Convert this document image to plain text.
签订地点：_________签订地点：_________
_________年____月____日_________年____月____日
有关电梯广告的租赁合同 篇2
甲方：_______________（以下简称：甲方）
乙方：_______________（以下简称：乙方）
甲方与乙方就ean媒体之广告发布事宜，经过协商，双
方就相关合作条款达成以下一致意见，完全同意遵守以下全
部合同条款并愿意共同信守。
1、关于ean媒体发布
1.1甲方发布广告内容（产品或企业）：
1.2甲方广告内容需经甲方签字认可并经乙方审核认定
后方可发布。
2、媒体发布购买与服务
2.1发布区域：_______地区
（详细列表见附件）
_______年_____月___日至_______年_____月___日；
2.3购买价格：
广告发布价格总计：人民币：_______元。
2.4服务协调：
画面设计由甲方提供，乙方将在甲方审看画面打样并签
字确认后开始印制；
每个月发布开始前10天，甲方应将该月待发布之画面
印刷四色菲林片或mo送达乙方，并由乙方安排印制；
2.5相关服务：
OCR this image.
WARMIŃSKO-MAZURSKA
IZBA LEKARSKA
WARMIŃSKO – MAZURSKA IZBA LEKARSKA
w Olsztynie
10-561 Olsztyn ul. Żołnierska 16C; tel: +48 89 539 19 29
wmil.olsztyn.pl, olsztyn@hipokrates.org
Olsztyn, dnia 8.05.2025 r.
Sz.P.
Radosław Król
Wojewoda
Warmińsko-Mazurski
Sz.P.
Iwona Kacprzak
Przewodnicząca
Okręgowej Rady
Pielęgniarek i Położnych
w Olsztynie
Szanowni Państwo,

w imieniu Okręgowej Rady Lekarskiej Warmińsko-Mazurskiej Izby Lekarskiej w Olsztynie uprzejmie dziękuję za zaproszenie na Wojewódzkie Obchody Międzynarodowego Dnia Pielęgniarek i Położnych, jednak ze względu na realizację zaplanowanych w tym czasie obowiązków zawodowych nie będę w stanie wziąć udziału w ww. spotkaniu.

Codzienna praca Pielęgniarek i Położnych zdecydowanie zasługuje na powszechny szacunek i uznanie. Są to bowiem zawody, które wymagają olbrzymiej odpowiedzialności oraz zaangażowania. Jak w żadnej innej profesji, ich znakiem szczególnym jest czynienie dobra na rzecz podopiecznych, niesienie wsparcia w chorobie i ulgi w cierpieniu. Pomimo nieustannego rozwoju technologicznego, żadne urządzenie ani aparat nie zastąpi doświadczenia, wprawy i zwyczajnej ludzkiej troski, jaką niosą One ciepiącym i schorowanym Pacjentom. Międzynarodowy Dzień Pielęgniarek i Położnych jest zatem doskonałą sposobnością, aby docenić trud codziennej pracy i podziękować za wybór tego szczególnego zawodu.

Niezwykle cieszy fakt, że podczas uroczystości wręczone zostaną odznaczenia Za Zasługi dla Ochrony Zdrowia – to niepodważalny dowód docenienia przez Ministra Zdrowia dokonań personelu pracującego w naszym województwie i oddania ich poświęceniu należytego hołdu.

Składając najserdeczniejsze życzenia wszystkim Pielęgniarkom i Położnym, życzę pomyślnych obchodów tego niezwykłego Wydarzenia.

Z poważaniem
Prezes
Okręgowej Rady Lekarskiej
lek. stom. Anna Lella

| What is needed |
Gather all lines from the records above in which "Lekarskiej" appears.

| Solution to the problem |
w imieniu Okręgowej Rady Lekarskiej Warmińsko-Mazurskiej Izby Lekarskiej w Olsztynie uprzejmie dziękuję za zaproszenie na Wojewódzkie Obchody Międzynarodowego Dnia Pielęgniarek i Położnych, jednak ze względu na realizację zaplanowanych w tym czasie obowiązków zawodowych nie będę w stanie wziąć udziału w ww. spotkaniu.
Okręgowej Rady Lekarskiej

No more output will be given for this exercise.